*Your objective:* In the material below, find every line with "Вознаграждение" and pull it out.

*Data records:*
________________________
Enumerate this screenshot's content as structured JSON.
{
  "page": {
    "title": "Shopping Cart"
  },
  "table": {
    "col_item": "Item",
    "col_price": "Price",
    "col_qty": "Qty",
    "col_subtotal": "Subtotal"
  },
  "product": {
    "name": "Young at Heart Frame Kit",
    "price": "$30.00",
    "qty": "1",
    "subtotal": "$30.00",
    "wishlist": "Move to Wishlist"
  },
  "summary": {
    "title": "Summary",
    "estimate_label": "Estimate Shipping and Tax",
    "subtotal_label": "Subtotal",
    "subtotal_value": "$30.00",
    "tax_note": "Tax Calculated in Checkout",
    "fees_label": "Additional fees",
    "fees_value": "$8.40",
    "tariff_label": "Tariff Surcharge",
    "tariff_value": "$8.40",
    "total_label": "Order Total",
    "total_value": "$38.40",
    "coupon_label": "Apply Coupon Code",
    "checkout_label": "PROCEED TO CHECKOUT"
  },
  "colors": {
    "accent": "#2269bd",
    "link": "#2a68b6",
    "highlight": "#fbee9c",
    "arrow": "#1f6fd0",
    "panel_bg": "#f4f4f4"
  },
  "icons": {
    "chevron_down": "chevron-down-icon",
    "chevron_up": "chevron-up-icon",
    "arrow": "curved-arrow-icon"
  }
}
________________________
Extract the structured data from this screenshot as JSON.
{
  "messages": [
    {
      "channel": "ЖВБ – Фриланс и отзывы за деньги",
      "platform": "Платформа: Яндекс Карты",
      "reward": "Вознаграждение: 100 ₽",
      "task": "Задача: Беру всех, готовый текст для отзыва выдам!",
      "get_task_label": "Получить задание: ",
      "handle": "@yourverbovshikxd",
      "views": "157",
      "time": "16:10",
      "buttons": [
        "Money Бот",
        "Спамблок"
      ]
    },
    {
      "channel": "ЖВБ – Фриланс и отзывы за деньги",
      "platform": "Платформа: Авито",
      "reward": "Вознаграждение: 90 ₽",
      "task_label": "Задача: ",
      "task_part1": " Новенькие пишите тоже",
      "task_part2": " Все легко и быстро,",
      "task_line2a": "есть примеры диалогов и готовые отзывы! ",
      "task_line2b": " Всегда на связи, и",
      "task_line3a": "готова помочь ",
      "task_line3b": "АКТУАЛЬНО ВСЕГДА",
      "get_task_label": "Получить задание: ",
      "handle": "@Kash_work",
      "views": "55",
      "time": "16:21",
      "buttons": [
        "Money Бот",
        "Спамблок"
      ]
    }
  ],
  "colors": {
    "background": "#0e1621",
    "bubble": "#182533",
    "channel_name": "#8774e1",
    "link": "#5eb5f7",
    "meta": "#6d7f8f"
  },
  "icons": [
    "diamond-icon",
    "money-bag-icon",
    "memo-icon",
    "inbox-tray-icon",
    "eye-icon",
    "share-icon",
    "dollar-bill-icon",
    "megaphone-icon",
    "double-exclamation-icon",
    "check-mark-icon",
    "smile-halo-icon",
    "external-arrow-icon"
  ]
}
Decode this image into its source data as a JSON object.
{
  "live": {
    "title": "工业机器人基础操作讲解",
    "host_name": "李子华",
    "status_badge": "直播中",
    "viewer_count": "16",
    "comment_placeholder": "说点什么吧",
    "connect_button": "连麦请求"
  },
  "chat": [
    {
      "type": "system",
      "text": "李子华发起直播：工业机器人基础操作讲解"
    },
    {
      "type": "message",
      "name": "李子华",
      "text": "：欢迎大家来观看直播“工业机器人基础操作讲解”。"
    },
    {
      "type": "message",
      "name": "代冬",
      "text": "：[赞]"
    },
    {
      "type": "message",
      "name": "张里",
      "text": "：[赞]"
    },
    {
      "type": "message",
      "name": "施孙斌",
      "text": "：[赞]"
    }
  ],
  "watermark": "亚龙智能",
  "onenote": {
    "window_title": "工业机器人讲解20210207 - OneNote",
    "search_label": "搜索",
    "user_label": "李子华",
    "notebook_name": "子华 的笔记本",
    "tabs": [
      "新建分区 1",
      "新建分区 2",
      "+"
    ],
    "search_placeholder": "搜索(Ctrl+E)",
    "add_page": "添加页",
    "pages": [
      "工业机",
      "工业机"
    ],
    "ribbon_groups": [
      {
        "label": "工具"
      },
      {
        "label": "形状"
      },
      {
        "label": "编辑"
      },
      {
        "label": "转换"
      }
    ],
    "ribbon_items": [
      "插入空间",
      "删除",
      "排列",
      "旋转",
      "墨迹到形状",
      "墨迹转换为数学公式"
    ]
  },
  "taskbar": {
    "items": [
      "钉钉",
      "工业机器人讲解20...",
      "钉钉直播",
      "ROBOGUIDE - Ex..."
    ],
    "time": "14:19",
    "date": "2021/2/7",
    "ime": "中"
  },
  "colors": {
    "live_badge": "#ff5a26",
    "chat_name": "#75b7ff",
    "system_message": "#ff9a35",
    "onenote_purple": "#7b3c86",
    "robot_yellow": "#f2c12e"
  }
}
________________________
*Complete response:*
      "reward": "Вознаграждение: 100 ₽",
      "reward": "Вознаграждение: 90 ₽",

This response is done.